START Data for this exercise
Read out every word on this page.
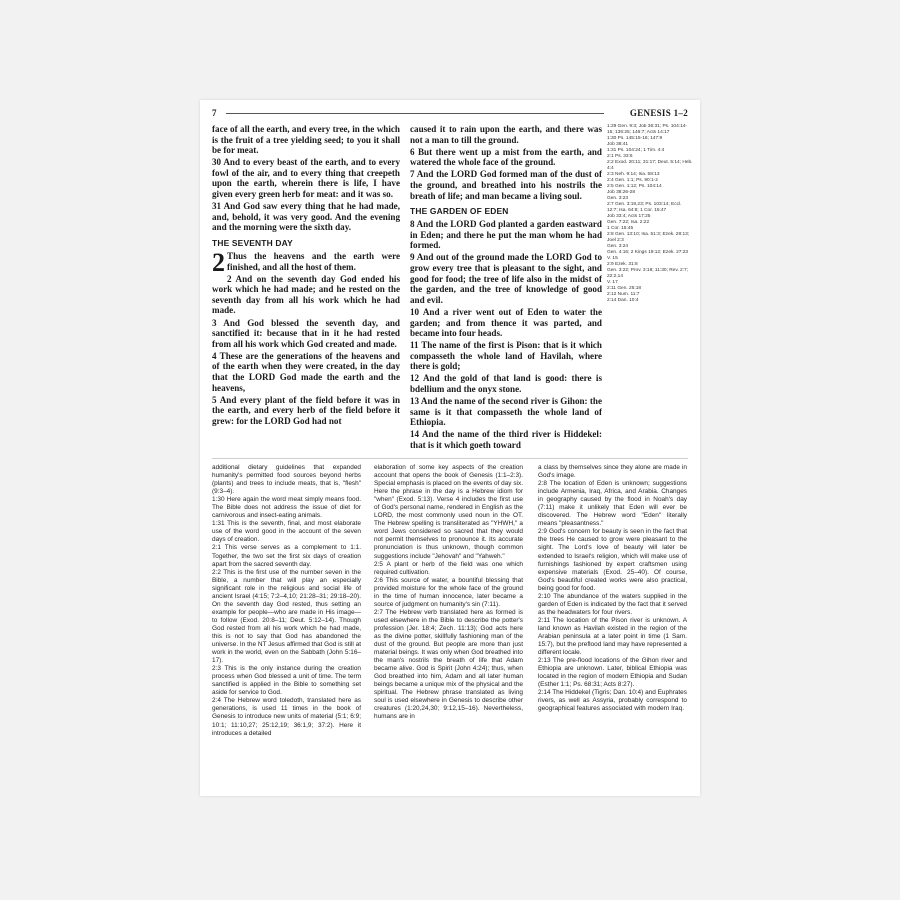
7	GENESIS 1–2

face of all the earth, and every tree, in the which is the fruit of a tree yielding seed; to you it shall be for meat.

30 And to every beast of the earth, and to every fowl of the air, and to every thing that creepeth upon the earth, wherein there is life, I have given every green herb for meat: and it was so.

31 And God saw every thing that he had made, and, behold, it was very good. And the evening and the morning were the sixth day.

THE SEVENTH DAY

2 Thus the heavens and the earth were finished, and all the host of them.

2 And on the seventh day God ended his work which he had made; and he rested on the seventh day from all his work which he had made.

3 And God blessed the seventh day, and sanctified it: because that in it he had rested from all his work which God created and made.

4 These are the generations of the heavens and of the earth when they were created, in the day that the LORD God made the earth and the heavens,

5 And every plant of the field before it was in the earth, and every herb of the field before it grew: for the LORD God had not

caused it to rain upon the earth, and there was not a man to till the ground.

6 But there went up a mist from the earth, and watered the whole face of the ground.

7 And the LORD God formed man of the dust of the ground, and breathed into his nostrils the breath of life; and man became a living soul.

THE GARDEN OF EDEN

8 And the LORD God planted a garden eastward in Eden; and there he put the man whom he had formed.

9 And out of the ground made the LORD God to grow every tree that is pleasant to the sight, and good for food; the tree of life also in the midst of the garden, and the tree of knowledge of good and evil.

10 And a river went out of Eden to water the garden; and from thence it was parted, and became into four heads.

11 The name of the first is Pison: that is it which compasseth the whole land of Havilah, where there is gold;

12 And the gold of that land is good: there is bdellium and the onyx stone.

13 And the name of the second river is Gihon: the same is it that compasseth the whole land of Ethiopia.

14 And the name of the third river is Hiddekel: that is it which goeth toward

1:29 Gen. 9:3; Job 36:31; Ps. 104:14-15; 136:25; 146:7; Acts 14:17

1:30 Ps. 145:15-16; 147:9

Job 38:41

1:31 Ps. 104:24; 1 Tim. 4:4

2:1 Ps. 33:6

2:2 Exod. 20:11; 31:17; Deut. 5:14; Heb. 4:4

2:3 Neh. 9:14; Isa. 58:13

2:4 Gen. 1:1; Ps. 90:1-2

2:5 Gen. 1:12; Ps. 104:14

Job 38:26-28

Gen. 3:23

2:7 Gen. 3:19,23; Ps. 103:14; Eccl. 12:7; Isa. 64:8; 1 Cor. 15:47

Job 33:4; Acts 17:25

Gen. 7:22; Isa. 2:22

1 Cor. 15:45

2:8 Gen. 13:10; Isa. 51:3; Ezek. 28:13; Joel 2:3

Gen. 3:24

Gen. 4:16; 2 Kings 19:12; Ezek. 27:23

V. 15

2:9 Ezek. 31:8

Gen. 3:22; Prov. 3:18; 11:30; Rev. 2:7; 22:2,14

V. 17

2:11 Gen. 25:18

2:12 Num. 11:7

2:14 Dan. 10:4

additional dietary guidelines that expanded humanity's permitted food sources beyond herbs (plants) and trees to include meats, that is, "flesh" (9:3–4).

1:30 Here again the word meat simply means food. The Bible does not address the issue of diet for carnivorous and insect-eating animals.

1:31 This is the seventh, final, and most elaborate use of the word good in the account of the seven days of creation.

2:1 This verse serves as a complement to 1:1. Together, the two set the first six days of creation apart from the sacred seventh day.

2:2 This is the first use of the number seven in the Bible, a number that will play an especially significant role in the religious and social life of ancient Israel (4:15; 7:2–4,10; 21:28–31; 29:18–20). On the seventh day God rested, thus setting an example for people—who are made in His image—to follow (Exod. 20:8–11; Deut. 5:12–14). Though God rested from all his work which he had made, this is not to say that God has abandoned the universe. In the NT Jesus affirmed that God is still at work in the world, even on the Sabbath (John 5:16–17).

2:3 This is the only instance during the creation process when God blessed a unit of time. The term sanctified is applied in the Bible to something set aside for service to God.

2:4 The Hebrew word toledoth, translated here as generations, is used 11 times in the book of Genesis to introduce new units of material (5:1; 6:9; 10:1; 11:10,27; 25:12,19; 36:1,9; 37:2). Here it introduces a detailed

elaboration of some key aspects of the creation account that opens the book of Genesis (1:1–2:3). Special emphasis is placed on the events of day six. Here the phrase in the day is a Hebrew idiom for "when" (Exod. 5:13). Verse 4 includes the first use of God's personal name, rendered in English as the LORD, the most commonly used noun in the OT. The Hebrew spelling is transliterated as "YHWH," a word Jews considered so sacred that they would not permit themselves to pronounce it. Its accurate pronunciation is thus unknown, though common suggestions include "Jehovah" and "Yahweh."

2:5 A plant or herb of the field was one which required cultivation.

2:6 This source of water, a bountiful blessing that provided moisture for the whole face of the ground in the time of human innocence, later became a source of judgment on humanity's sin (7:11).

2:7 The Hebrew verb translated here as formed is used elsewhere in the Bible to describe the potter's profession (Jer. 18:4; Zech. 11:13); God acts here as the divine potter, skillfully fashioning man of the dust of the ground. But people are more than just material beings. It was only when God breathed into the man's nostrils the breath of life that Adam became alive. God is Spirit (John 4:24); thus, when God breathed into him, Adam and all later human beings became a unique mix of the physical and the spiritual. The Hebrew phrase translated as living soul is used elsewhere in Genesis to describe other creatures (1:20,24,30; 9:12,15–16). Nevertheless, humans are in

a class by themselves since they alone are made in God's image.

2:8 The location of Eden is unknown; suggestions include Armenia, Iraq, Africa, and Arabia. Changes in geography caused by the flood in Noah's day (7:11) make it unlikely that Eden will ever be discovered. The Hebrew word "Eden" literally means "pleasantness."

2:9 God's concern for beauty is seen in the fact that the trees He caused to grow were pleasant to the sight. The Lord's love of beauty will later be extended to Israel's religion, which will make use of furnishings fashioned by expert craftsmen using expensive materials (Exod. 25–40). Of course, God's beautiful created works were also practical, being good for food.

2:10 The abundance of the waters supplied in the garden of Eden is indicated by the fact that it served as the headwaters for four rivers.

2:11 The location of the Pison river is unknown. A land known as Havilah existed in the region of the Arabian peninsula at a later point in time (1 Sam. 15:7), but the preflood land may have represented a different locale.

2:13 The pre-flood locations of the Gihon river and Ethiopia are unknown. Later, biblical Ethiopia was located in the region of modern Ethiopia and Sudan (Esther 1:1; Ps. 68:31; Acts 8:27).

2:14 The Hiddekel (Tigris; Dan. 10:4) and Euphrates rivers, as well as Assyria, probably correspond to geographical features associated with modern Iraq.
END Data for this exercise
The entries above should be reproduced exactly, without their pictures.

Read out every word on this page.
7	GENESIS 1–2

face of all the earth, and every tree, in the which is the fruit of a tree yielding seed; to you it shall be for meat.

30 And to every beast of the earth, and to every fowl of the air, and to every thing that creepeth upon the earth, wherein there is life, I have given every green herb for meat: and it was so.

31 And God saw every thing that he had made, and, behold, it was very good. And the evening and the morning were the sixth day.

THE SEVENTH DAY

2 Thus the heavens and the earth were finished, and all the host of them.

2 And on the seventh day God ended his work which he had made; and he rested on the seventh day from all his work which he had made.

3 And God blessed the seventh day, and sanctified it: because that in it he had rested from all his work which God created and made.

4 These are the generations of the heavens and of the earth when they were created, in the day that the LORD God made the earth and the heavens,

5 And every plant of the field before it was in the earth, and every herb of the field before it grew: for the LORD God had not

caused it to rain upon the earth, and there was not a man to till the ground.

6 But there went up a mist from the earth, and watered the whole face of the ground.

7 And the LORD God formed man of the dust of the ground, and breathed into his nostrils the breath of life; and man became a living soul.

THE GARDEN OF EDEN

8 And the LORD God planted a garden eastward in Eden; and there he put the man whom he had formed.

9 And out of the ground made the LORD God to grow every tree that is pleasant to the sight, and good for food; the tree of life also in the midst of the garden, and the tree of knowledge of good and evil.

10 And a river went out of Eden to water the garden; and from thence it was parted, and became into four heads.

11 The name of the first is Pison: that is it which compasseth the whole land of Havilah, where there is gold;

12 And the gold of that land is good: there is bdellium and the onyx stone.

13 And the name of the second river is Gihon: the same is it that compasseth the whole land of Ethiopia.

14 And the name of the third river is Hiddekel: that is it which goeth toward

1:29 Gen. 9:3; Job 36:31; Ps. 104:14-15; 136:25; 146:7; Acts 14:17

1:30 Ps. 145:15-16; 147:9

Job 38:41

1:31 Ps. 104:24; 1 Tim. 4:4

2:1 Ps. 33:6

2:2 Exod. 20:11; 31:17; Deut. 5:14; Heb. 4:4

2:3 Neh. 9:14; Isa. 58:13

2:4 Gen. 1:1; Ps. 90:1-2

2:5 Gen. 1:12; Ps. 104:14

Job 38:26-28

Gen. 3:23

2:7 Gen. 3:19,23; Ps. 103:14; Eccl. 12:7; Isa. 64:8; 1 Cor. 15:47

Job 33:4; Acts 17:25

Gen. 7:22; Isa. 2:22

1 Cor. 15:45

2:8 Gen. 13:10; Isa. 51:3; Ezek. 28:13; Joel 2:3

Gen. 3:24

Gen. 4:16; 2 Kings 19:12; Ezek. 27:23

V. 15

2:9 Ezek. 31:8

Gen. 3:22; Prov. 3:18; 11:30; Rev. 2:7; 22:2,14

V. 17

2:11 Gen. 25:18

2:12 Num. 11:7

2:14 Dan. 10:4

additional dietary guidelines that expanded humanity's permitted food sources beyond herbs (plants) and trees to include meats, that is, "flesh" (9:3–4).

1:30 Here again the word meat simply means food. The Bible does not address the issue of diet for carnivorous and insect-eating animals.

1:31 This is the seventh, final, and most elaborate use of the word good in the account of the seven days of creation.

2:1 This verse serves as a complement to 1:1. Together, the two set the first six days of creation apart from the sacred seventh day.

2:2 This is the first use of the number seven in the Bible, a number that will play an especially significant role in the religious and social life of ancient Israel (4:15; 7:2–4,10; 21:28–31; 29:18–20). On the seventh day God rested, thus setting an example for people—who are made in His image—to follow (Exod. 20:8–11; Deut. 5:12–14). Though God rested from all his work which he had made, this is not to say that God has abandoned the universe. In the NT Jesus affirmed that God is still at work in the world, even on the Sabbath (John 5:16–17).

2:3 This is the only instance during the creation process when God blessed a unit of time. The term sanctified is applied in the Bible to something set aside for service to God.

2:4 The Hebrew word toledoth, translated here as generations, is used 11 times in the book of Genesis to introduce new units of material (5:1; 6:9; 10:1; 11:10,27; 25:12,19; 36:1,9; 37:2). Here it introduces a detailed

elaboration of some key aspects of the creation account that opens the book of Genesis (1:1–2:3). Special emphasis is placed on the events of day six. Here the phrase in the day is a Hebrew idiom for "when" (Exod. 5:13). Verse 4 includes the first use of God's personal name, rendered in English as the LORD, the most commonly used noun in the OT. The Hebrew spelling is transliterated as "YHWH," a word Jews considered so sacred that they would not permit themselves to pronounce it. Its accurate pronunciation is thus unknown, though common suggestions include "Jehovah" and "Yahweh."

2:5 A plant or herb of the field was one which required cultivation.

2:6 This source of water, a bountiful blessing that provided moisture for the whole face of the ground in the time of human innocence, later became a source of judgment on humanity's sin (7:11).

2:7 The Hebrew verb translated here as formed is used elsewhere in the Bible to describe the potter's profession (Jer. 18:4; Zech. 11:13); God acts here as the divine potter, skillfully fashioning man of the dust of the ground. But people are more than just material beings. It was only when God breathed into the man's nostrils the breath of life that Adam became alive. God is Spirit (John 4:24); thus, when God breathed into him, Adam and all later human beings became a unique mix of the physical and the spiritual. The Hebrew phrase translated as living soul is used elsewhere in Genesis to describe other creatures (1:20,24,30; 9:12,15–16). Nevertheless, humans are in

a class by themselves since they alone are made in God's image.

2:8 The location of Eden is unknown; suggestions include Armenia, Iraq, Africa, and Arabia. Changes in geography caused by the flood in Noah's day (7:11) make it unlikely that Eden will ever be discovered. The Hebrew word "Eden" literally means "pleasantness."

2:9 God's concern for beauty is seen in the fact that the trees He caused to grow were pleasant to the sight. The Lord's love of beauty will later be extended to Israel's religion, which will make use of furnishings fashioned by expert craftsmen using expensive materials (Exod. 25–40). Of course, God's beautiful created works were also practical, being good for food.

2:10 The abundance of the waters supplied in the garden of Eden is indicated by the fact that it served as the headwaters for four rivers.

2:11 The location of the Pison river is unknown. A land known as Havilah existed in the region of the Arabian peninsula at a later point in time (1 Sam. 15:7), but the preflood land may have represented a different locale.

2:13 The pre-flood locations of the Gihon river and Ethiopia are unknown. Later, biblical Ethiopia was located in the region of modern Ethiopia and Sudan (Esther 1:1; Ps. 68:31; Acts 8:27).

2:14 The Hiddekel (Tigris; Dan. 10:4) and Euphrates rivers, as well as Assyria, probably correspond to geographical features associated with modern Iraq.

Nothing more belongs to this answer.